━━━ DATA TO PROCESS

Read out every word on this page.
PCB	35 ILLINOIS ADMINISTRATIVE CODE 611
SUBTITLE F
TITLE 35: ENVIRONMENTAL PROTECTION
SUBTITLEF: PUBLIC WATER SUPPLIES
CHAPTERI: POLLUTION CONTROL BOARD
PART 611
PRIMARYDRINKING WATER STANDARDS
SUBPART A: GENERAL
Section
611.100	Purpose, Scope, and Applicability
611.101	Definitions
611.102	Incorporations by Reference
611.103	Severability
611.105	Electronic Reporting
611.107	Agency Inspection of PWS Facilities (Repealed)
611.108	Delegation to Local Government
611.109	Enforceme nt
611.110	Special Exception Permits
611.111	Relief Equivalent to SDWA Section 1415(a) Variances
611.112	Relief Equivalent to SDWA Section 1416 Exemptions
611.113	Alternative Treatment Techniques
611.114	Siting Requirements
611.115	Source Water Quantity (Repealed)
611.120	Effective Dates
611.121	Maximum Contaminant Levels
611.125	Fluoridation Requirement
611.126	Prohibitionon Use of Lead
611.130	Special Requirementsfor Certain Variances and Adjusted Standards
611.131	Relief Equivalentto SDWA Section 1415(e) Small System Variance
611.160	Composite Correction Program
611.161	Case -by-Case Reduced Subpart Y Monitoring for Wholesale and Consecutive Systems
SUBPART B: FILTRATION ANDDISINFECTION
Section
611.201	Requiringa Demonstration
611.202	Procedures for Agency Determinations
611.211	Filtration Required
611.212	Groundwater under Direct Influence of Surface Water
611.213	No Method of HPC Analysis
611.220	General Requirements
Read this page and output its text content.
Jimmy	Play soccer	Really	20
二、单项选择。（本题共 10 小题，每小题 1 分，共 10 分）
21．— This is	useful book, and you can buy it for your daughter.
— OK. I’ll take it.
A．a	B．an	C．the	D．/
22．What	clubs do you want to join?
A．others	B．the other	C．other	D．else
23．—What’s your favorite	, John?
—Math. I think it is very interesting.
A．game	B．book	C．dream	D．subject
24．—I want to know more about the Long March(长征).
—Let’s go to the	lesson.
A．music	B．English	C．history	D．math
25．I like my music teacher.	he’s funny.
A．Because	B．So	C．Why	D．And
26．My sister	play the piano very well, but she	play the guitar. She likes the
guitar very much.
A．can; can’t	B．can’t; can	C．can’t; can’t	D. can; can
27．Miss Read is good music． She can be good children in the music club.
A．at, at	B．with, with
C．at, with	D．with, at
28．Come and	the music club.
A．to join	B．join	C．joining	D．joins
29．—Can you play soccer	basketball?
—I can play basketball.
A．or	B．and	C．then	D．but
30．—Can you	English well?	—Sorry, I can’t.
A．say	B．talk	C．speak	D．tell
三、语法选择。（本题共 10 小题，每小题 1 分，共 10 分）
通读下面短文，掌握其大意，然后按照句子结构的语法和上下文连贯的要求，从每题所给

━━━━━━

TO DO: Each entry above is to be set down again in exactly the same words.

SOLVED PROBLEM:
Read out every word on this page.
PCB	35 ILLINOIS ADMINISTRATIVE CODE 611
SUBTITLE F
TITLE 35: ENVIRONMENTAL PROTECTION
SUBTITLEF: PUBLIC WATER SUPPLIES
CHAPTERI: POLLUTION CONTROL BOARD
PART 611
PRIMARYDRINKING WATER STANDARDS
SUBPART A: GENERAL
Section
611.100	Purpose, Scope, and Applicability
611.101	Definitions
611.102	Incorporations by Reference
611.103	Severability
611.105	Electronic Reporting
611.107	Agency Inspection of PWS Facilities (Repealed)
611.108	Delegation to Local Government
611.109	Enforceme nt
611.110	Special Exception Permits
611.111	Relief Equivalent to SDWA Section 1415(a) Variances
611.112	Relief Equivalent to SDWA Section 1416 Exemptions
611.113	Alternative Treatment Techniques
611.114	Siting Requirements
611.115	Source Water Quantity (Repealed)
611.120	Effective Dates
611.121	Maximum Contaminant Levels
611.125	Fluoridation Requirement
611.126	Prohibitionon Use of Lead
611.130	Special Requirementsfor Certain Variances and Adjusted Standards
611.131	Relief Equivalentto SDWA Section 1415(e) Small System Variance
611.160	Composite Correction Program
611.161	Case -by-Case Reduced Subpart Y Monitoring for Wholesale and Consecutive Systems
SUBPART B: FILTRATION ANDDISINFECTION
Section
611.201	Requiringa Demonstration
611.202	Procedures for Agency Determinations
611.211	Filtration Required
611.212	Groundwater under Direct Influence of Surface Water
611.213	No Method of HPC Analysis
611.220	General Requirements
Read this page and output its text content.
Jimmy	Play soccer	Really	20
二、单项选择。（本题共 10 小题，每小题 1 分，共 10 分）
21．— This is	useful book, and you can buy it for your daughter.
— OK. I’ll take it.
A．a	B．an	C．the	D．/
22．What	clubs do you want to join?
A．others	B．the other	C．other	D．else
23．—What’s your favorite	, John?
—Math. I think it is very interesting.
A．game	B．book	C．dream	D．subject
24．—I want to know more about the Long March(长征).
—Let’s go to the	lesson.
A．music	B．English	C．history	D．math
25．I like my music teacher.	he’s funny.
A．Because	B．So	C．Why	D．And
26．My sister	play the piano very well, but she	play the guitar. She likes the
guitar very much.
A．can; can’t	B．can’t; can	C．can’t; can’t	D. can; can
27．Miss Read is good music． She can be good children in the music club.
A．at, at	B．with, with
C．at, with	D．with, at
28．Come and	the music club.
A．to join	B．join	C．joining	D．joins
29．—Can you play soccer	basketball?
—I can play basketball.
A．or	B．and	C．then	D．but
30．—Can you	English well?	—Sorry, I can’t.
A．say	B．talk	C．speak	D．tell
三、语法选择。（本题共 10 小题，每小题 1 分，共 10 分）
通读下面短文，掌握其大意，然后按照句子结构的语法和上下文连贯的要求，从每题所给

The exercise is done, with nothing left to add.